À faire:
Répondez d'après l'extrait sur le tabac en Europe.
1. Combien de fumeurs la planète comptait-elle en 2016 ?
2. Dans quels pays d'Europe l'épidémie de tabagisme a-t-elle commencé ?
3. Où en est actuellement l'épidémie chez les femmes ?

À partir de plusieurs études épidémiologiques, Fanny Janssen, une chercheuse danoise, a estimé l’influence du tabac sur la mortalité en Europe. Elle rappelle en préambule qu’en 2016, « la planète comptait plus d’un milliard de fumeurs, soit 22% de la population âgée de 15 ans ou plus », avec une perte d’espérance de vie comprise entre 6 et 10 ans dans les pays les plus riches.
En Europe, l’épidémie de tabagisme a commencé dans les pays anglo-saxons et du Nord-Ouest, parce que la production automatisée des cigarettes y est apparue plus tôt du fait de leurs niveaux de revenus plus élevés. Elle s’est ensuite propagée au sud, puis à l’est. Elle a d’abord touché les hommes et ne s’est diffusée chez les femmes que plusieurs décennies après, à un niveau plus faible. Actuellement, elle baisse chez les hommes et semble approcher son pic chez les femmes.

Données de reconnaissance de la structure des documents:
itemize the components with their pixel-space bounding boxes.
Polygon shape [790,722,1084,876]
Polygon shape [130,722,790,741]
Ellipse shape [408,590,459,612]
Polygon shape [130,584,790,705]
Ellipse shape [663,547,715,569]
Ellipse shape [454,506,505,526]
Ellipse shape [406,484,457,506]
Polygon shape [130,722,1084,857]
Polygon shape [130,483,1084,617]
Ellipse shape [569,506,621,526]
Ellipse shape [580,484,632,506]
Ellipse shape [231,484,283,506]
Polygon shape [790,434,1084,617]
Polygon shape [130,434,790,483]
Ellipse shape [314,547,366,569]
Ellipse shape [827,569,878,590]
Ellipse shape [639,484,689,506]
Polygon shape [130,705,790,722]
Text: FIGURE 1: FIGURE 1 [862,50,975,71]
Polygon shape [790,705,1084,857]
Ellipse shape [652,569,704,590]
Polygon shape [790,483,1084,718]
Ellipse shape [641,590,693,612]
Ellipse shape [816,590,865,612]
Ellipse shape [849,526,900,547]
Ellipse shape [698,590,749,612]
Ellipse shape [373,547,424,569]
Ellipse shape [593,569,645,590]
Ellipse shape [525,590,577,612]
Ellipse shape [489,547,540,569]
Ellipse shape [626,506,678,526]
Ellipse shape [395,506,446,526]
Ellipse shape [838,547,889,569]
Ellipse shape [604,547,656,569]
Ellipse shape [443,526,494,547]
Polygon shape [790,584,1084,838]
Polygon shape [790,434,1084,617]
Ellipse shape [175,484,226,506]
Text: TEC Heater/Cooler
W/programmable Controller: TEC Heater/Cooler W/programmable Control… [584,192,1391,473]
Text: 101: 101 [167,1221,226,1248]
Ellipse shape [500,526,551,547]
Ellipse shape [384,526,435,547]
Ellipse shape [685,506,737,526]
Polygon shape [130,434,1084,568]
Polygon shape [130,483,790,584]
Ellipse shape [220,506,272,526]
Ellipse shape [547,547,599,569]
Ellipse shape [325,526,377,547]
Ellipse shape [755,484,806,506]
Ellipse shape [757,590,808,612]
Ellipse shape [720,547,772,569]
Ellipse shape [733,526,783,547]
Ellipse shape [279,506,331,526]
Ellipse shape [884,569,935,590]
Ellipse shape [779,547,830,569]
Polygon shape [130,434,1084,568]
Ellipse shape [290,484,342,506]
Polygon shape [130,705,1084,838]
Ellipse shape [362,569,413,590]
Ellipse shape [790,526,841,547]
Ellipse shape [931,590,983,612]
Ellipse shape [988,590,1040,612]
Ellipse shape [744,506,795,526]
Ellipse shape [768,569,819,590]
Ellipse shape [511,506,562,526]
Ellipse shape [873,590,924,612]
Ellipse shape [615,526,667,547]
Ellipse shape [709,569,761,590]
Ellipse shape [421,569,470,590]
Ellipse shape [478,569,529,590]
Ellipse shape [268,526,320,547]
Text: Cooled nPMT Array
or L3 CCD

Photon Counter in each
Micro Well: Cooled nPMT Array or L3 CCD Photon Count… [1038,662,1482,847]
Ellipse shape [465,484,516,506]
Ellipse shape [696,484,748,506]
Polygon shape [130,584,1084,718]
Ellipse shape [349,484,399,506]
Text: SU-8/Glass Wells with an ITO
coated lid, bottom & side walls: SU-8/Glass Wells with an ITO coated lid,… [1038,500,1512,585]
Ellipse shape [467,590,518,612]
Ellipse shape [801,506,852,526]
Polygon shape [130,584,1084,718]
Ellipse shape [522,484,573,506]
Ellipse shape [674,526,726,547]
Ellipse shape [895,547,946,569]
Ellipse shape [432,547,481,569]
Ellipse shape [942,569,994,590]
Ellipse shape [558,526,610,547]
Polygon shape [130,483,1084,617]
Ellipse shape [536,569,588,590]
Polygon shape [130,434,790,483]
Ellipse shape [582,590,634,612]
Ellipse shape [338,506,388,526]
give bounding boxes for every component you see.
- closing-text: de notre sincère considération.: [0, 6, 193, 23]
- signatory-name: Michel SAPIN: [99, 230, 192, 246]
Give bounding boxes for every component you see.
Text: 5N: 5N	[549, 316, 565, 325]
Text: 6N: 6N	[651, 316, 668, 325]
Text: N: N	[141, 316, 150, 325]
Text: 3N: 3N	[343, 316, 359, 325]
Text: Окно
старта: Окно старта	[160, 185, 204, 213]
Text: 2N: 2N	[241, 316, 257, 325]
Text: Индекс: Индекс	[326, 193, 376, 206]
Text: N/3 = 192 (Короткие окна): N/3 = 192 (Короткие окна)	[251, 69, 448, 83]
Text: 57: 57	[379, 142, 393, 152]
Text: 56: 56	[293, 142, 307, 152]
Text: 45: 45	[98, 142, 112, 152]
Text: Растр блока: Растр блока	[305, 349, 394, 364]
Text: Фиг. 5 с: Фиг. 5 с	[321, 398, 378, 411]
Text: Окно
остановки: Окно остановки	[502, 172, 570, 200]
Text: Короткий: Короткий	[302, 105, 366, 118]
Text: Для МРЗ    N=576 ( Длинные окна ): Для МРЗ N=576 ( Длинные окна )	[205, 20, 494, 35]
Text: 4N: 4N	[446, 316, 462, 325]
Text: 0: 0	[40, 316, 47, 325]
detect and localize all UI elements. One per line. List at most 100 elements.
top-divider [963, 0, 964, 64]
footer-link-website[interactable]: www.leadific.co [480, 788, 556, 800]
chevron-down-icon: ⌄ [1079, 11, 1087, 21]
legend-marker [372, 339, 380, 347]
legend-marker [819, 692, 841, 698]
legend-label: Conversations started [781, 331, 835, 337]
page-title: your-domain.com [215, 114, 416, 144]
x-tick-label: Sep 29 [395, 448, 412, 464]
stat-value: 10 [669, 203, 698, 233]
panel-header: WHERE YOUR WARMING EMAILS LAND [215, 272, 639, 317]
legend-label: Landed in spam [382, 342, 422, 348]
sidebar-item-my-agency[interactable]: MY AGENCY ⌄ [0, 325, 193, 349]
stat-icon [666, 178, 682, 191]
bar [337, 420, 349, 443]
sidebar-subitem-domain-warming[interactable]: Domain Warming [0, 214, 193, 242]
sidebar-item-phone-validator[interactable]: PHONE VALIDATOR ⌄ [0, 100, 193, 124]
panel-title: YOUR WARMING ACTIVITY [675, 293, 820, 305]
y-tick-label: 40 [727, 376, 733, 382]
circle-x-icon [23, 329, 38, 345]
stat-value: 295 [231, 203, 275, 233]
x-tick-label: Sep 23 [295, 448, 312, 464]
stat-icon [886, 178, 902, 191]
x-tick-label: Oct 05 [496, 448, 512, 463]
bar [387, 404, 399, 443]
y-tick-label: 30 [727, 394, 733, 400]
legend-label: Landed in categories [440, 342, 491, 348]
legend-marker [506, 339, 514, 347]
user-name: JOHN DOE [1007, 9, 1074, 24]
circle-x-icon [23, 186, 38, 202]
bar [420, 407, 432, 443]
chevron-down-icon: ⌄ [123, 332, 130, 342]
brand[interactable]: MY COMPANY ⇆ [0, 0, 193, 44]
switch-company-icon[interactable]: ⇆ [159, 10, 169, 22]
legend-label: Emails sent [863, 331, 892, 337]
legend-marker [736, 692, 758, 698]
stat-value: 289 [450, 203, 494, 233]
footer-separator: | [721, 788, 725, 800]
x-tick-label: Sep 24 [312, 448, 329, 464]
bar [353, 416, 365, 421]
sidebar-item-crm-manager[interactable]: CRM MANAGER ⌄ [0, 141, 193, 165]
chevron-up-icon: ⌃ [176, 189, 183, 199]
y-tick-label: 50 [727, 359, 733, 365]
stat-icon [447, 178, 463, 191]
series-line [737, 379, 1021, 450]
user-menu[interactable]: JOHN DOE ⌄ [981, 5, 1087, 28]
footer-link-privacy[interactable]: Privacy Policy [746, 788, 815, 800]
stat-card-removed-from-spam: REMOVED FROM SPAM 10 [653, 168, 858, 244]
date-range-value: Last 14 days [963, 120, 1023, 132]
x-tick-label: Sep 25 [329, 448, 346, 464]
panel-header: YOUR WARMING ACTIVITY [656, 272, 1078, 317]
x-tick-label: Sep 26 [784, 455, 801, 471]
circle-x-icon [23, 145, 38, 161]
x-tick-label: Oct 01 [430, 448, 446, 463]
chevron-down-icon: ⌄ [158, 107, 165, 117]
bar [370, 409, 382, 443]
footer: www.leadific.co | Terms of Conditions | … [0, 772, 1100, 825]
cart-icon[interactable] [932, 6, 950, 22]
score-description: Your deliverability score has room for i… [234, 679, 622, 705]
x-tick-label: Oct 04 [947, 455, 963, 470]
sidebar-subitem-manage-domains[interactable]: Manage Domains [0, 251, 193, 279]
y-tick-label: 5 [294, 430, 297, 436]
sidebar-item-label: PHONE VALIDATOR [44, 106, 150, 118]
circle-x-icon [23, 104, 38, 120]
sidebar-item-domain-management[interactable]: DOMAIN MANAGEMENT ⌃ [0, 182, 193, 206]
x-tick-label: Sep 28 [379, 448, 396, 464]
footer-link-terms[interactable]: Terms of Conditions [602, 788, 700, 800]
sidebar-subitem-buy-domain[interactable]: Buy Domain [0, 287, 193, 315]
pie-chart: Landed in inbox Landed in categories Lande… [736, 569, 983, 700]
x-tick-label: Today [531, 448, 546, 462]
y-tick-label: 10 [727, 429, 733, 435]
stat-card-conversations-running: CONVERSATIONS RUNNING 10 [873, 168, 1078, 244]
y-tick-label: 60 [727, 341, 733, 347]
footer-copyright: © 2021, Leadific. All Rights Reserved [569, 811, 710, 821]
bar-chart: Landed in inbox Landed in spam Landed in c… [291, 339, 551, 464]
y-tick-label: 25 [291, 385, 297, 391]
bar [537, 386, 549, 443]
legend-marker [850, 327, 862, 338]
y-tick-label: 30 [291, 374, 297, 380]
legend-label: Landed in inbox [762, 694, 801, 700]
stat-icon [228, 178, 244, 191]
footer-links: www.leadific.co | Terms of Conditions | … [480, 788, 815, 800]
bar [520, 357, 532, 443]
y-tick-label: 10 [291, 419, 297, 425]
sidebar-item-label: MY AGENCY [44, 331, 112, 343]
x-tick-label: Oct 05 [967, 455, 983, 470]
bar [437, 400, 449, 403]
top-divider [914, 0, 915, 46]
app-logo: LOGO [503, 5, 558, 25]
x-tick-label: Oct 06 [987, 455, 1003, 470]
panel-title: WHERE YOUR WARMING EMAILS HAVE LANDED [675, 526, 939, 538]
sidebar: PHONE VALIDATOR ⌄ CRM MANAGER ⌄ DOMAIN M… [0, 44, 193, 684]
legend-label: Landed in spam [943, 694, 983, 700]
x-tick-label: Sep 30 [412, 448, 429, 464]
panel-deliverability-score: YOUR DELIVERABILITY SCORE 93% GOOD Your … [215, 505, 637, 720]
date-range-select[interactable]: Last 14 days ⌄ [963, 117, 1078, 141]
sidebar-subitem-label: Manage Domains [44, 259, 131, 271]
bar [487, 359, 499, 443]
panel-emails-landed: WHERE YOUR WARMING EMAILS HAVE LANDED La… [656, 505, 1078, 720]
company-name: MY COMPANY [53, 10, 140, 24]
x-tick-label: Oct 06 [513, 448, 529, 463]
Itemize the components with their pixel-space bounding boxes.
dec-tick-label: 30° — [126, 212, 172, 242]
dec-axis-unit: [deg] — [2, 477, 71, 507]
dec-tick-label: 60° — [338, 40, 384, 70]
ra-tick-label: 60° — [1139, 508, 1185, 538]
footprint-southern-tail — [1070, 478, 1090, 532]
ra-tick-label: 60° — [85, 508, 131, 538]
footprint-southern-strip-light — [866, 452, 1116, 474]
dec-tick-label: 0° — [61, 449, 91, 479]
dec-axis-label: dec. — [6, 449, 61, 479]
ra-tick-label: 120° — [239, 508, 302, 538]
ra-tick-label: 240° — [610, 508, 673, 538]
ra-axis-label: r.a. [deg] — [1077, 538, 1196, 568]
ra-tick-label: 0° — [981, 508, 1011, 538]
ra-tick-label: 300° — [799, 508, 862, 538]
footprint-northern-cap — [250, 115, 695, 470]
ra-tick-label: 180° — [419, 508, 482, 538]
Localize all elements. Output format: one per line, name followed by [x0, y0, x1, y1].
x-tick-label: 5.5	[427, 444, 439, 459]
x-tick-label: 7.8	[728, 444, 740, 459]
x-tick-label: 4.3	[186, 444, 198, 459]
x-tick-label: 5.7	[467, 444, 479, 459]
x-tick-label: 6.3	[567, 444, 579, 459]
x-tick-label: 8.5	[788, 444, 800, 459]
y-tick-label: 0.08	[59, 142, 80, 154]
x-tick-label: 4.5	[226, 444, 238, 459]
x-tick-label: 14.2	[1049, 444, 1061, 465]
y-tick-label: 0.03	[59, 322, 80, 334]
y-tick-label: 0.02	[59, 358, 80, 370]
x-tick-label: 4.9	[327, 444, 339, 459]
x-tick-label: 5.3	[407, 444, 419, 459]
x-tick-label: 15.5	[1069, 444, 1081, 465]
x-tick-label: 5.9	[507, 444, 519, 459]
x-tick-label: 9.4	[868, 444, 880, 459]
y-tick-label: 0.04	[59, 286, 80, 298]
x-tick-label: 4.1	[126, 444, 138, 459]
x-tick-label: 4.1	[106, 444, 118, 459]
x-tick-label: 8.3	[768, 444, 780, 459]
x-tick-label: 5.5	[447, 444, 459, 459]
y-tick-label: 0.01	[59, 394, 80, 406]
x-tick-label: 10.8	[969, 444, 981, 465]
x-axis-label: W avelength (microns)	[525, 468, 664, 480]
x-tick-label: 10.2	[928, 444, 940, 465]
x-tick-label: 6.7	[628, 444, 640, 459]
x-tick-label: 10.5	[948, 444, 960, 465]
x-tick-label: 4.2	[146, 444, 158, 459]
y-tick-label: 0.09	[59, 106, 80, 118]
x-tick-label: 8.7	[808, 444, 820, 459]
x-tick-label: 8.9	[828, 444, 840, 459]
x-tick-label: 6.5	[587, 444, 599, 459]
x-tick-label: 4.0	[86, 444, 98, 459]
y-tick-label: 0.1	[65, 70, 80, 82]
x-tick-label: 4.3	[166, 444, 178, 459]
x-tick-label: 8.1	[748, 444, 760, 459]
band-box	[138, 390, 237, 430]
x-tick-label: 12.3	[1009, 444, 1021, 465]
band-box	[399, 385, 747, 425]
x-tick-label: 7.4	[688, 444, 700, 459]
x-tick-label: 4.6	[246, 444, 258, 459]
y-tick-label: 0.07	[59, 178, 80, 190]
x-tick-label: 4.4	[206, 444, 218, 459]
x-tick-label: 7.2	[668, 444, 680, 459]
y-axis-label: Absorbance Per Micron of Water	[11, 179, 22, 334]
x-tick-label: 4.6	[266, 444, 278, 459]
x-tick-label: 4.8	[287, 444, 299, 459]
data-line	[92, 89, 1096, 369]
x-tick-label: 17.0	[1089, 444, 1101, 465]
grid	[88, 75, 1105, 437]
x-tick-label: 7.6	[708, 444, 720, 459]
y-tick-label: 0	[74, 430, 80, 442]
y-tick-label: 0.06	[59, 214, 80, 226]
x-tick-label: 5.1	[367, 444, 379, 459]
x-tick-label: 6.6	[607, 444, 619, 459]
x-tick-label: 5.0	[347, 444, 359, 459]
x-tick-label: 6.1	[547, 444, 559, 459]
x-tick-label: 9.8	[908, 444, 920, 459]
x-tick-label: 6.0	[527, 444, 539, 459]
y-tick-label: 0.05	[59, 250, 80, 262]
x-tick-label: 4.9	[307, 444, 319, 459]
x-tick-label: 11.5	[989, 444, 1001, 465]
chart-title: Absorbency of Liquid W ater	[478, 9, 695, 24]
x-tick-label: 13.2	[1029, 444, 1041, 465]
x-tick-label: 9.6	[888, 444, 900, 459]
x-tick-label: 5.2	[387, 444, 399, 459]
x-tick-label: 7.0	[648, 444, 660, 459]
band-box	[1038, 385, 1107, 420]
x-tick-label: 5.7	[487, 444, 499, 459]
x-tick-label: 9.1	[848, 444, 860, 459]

Solution proposée:
1. Plus d'un milliard, soit 22 % de la population âgée de 15 ans ou plus.
2. Dans les pays anglo-saxons et du Nord-Ouest.
3. Elle semble approcher son pic.